Quote the listing below in its entirety, omitting every image.

+ + + +

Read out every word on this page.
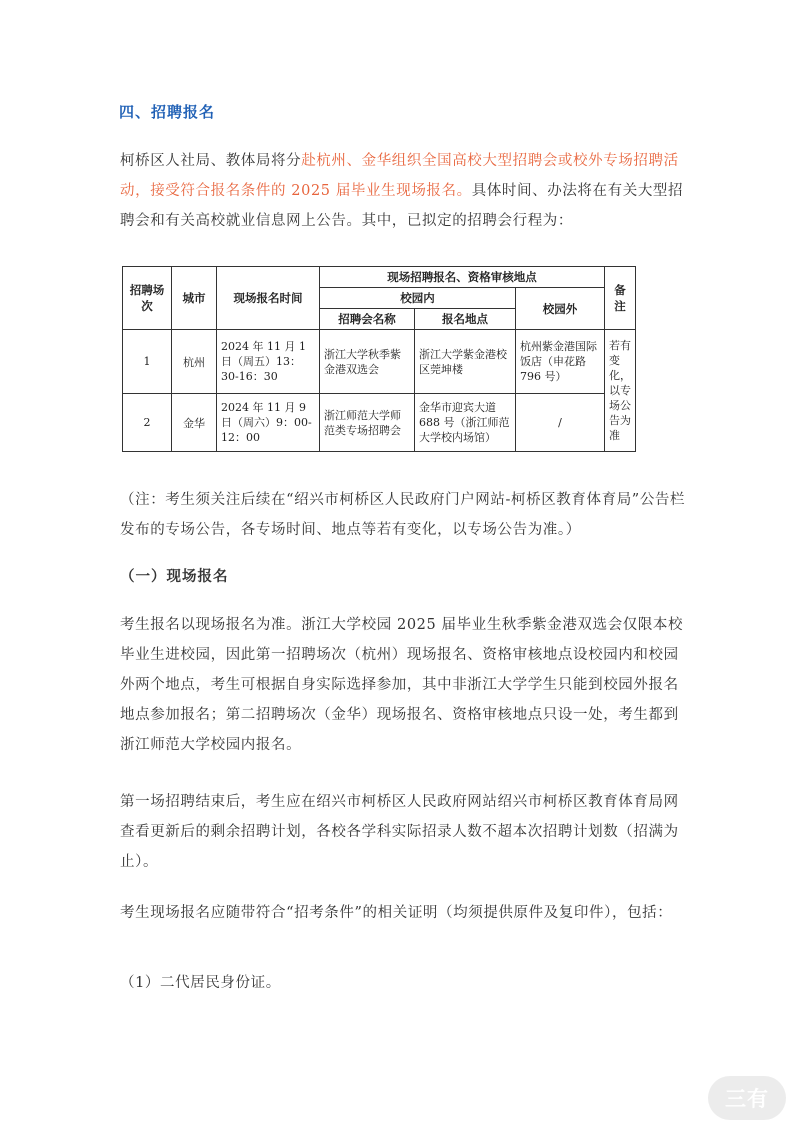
四、招聘报名

柯桥区人社局、教体局将分赴杭州、金华组织全国高校大型招聘会或校外专场招聘活动，接受符合报名条件的 2025 届毕业生现场报名。具体时间、办法将在有关大型招聘会和有关高校就业信息网上公告。其中，已拟定的招聘会行程为：

招聘场次	城市	现场报名时间	现场招聘报名、资格审核地点			备注
			校园内		校园外	
			招聘会名称	报名地点		
1	杭州	2024 年 11 月 1 日（周五）13：30-16：30	浙江大学秋季紫金港双选会	浙江大学紫金港校区莞坤楼	杭州紫金港国际饭店（申花路 796 号）	若有变化，以专场公告为准
2	金华	2024 年 11 月 9 日（周六）9：00-12：00	浙江师范大学师范类专场招聘会	金华市迎宾大道 688 号（浙江师范大学校内场馆）	/	

（注：考生须关注后续在“绍兴市柯桥区人民政府门户网站-柯桥区教育体育局”公告栏发布的专场公告，各专场时间、地点等若有变化，以专场公告为准。）

（一）现场报名

考生报名以现场报名为准。浙江大学校园 2025 届毕业生秋季紫金港双选会仅限本校毕业生进校园，因此第一招聘场次（杭州）现场报名、资格审核地点设校园内和校园外两个地点，考生可根据自身实际选择参加，其中非浙江大学学生只能到校园外报名地点参加报名；第二招聘场次（金华）现场报名、资格审核地点只设一处，考生都到浙江师范大学校园内报名。

第一场招聘结束后，考生应在绍兴市柯桥区人民政府网站绍兴市柯桥区教育体育局网查看更新后的剩余招聘计划，各校各学科实际招录人数不超本次招聘计划数（招满为止）。

考生现场报名应随带符合“招考条件”的相关证明（均须提供原件及复印件），包括：

（1）二代居民身份证。

三有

+ + + +

= TASK SOLUTION =
Read out every word on this page.
四、招聘报名

柯桥区人社局、教体局将分赴杭州、金华组织全国高校大型招聘会或校外专场招聘活动，接受符合报名条件的 2025 届毕业生现场报名。具体时间、办法将在有关大型招聘会和有关高校就业信息网上公告。其中，已拟定的招聘会行程为：

招聘场次	城市	现场报名时间	现场招聘报名、资格审核地点			备注
			校园内		校园外	
			招聘会名称	报名地点		
1	杭州	2024 年 11 月 1 日（周五）13：30-16：30	浙江大学秋季紫金港双选会	浙江大学紫金港校区莞坤楼	杭州紫金港国际饭店（申花路 796 号）	若有变化，以专场公告为准
2	金华	2024 年 11 月 9 日（周六）9：00-12：00	浙江师范大学师范类专场招聘会	金华市迎宾大道 688 号（浙江师范大学校内场馆）	/	

（注：考生须关注后续在“绍兴市柯桥区人民政府门户网站-柯桥区教育体育局”公告栏发布的专场公告，各专场时间、地点等若有变化，以专场公告为准。）

（一）现场报名

考生报名以现场报名为准。浙江大学校园 2025 届毕业生秋季紫金港双选会仅限本校毕业生进校园，因此第一招聘场次（杭州）现场报名、资格审核地点设校园内和校园外两个地点，考生可根据自身实际选择参加，其中非浙江大学学生只能到校园外报名地点参加报名；第二招聘场次（金华）现场报名、资格审核地点只设一处，考生都到浙江师范大学校园内报名。

第一场招聘结束后，考生应在绍兴市柯桥区人民政府网站绍兴市柯桥区教育体育局网查看更新后的剩余招聘计划，各校各学科实际招录人数不超本次招聘计划数（招满为止）。

考生现场报名应随带符合“招考条件”的相关证明（均须提供原件及复印件），包括：

（1）二代居民身份证。

三有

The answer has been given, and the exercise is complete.